■ EXERCISE OBJECTIVE:
Write out exactly, please, the lines from the one containing "Output a JSON" to the end of the material.

■ RECORDS TO USE:

--- --- ---

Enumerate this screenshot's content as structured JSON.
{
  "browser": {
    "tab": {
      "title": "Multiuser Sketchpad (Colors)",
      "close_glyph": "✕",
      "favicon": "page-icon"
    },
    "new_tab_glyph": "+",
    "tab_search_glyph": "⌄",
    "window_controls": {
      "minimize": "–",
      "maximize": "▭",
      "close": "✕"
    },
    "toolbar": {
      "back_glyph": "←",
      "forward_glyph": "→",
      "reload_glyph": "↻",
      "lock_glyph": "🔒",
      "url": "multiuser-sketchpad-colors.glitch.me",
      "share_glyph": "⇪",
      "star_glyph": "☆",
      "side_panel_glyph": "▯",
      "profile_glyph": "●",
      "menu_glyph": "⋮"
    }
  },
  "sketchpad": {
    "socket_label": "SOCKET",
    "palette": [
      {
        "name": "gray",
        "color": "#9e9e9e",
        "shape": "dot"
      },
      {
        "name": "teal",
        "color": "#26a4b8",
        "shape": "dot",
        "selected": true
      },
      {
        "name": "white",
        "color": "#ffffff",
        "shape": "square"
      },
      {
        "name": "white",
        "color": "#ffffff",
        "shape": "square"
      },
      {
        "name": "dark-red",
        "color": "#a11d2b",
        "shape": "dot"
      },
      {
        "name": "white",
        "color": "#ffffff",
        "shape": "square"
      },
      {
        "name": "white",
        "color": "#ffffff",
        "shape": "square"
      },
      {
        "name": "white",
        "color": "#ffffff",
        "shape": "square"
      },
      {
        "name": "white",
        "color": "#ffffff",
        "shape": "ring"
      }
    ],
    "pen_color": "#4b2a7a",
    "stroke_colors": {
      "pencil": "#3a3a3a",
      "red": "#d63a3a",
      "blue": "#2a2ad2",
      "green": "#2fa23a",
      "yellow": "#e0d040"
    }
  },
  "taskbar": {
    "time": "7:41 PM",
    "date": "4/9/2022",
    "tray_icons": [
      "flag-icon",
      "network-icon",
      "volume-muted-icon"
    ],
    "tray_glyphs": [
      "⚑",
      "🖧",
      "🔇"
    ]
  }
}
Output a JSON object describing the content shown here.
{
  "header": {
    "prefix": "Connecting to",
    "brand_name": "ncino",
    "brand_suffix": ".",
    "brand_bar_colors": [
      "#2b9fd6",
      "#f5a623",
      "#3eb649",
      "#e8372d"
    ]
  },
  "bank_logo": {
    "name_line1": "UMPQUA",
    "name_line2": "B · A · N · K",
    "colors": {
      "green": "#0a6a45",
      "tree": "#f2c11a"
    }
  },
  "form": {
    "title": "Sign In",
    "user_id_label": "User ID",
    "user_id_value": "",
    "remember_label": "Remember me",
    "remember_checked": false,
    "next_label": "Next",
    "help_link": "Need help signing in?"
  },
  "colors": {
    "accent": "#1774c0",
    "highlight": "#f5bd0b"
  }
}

--- --- ---

■ EXERCISE RESPONSE:
Output a JSON object describing the content shown here.
{
  "header": {
    "prefix": "Connecting to",
    "brand_name": "ncino",
    "brand_suffix": ".",
    "brand_bar_colors": [
      "#2b9fd6",
      "#f5a623",
      "#3eb649",
      "#e8372d"
    ]
  },
  "bank_logo": {
    "name_line1": "UMPQUA",
    "name_line2": "B · A · N · K",
    "colors": {
      "green": "#0a6a45",
      "tree": "#f2c11a"
    }
  },
  "form": {
    "title": "Sign In",
    "user_id_label": "User ID",
    "user_id_value": "",
    "remember_label": "Remember me",
    "remember_checked": false,
    "next_label": "Next",
    "help_link": "Need help signing in?"
  },
  "colors": {
    "accent": "#1774c0",
    "highlight": "#f5bd0b"
  }
}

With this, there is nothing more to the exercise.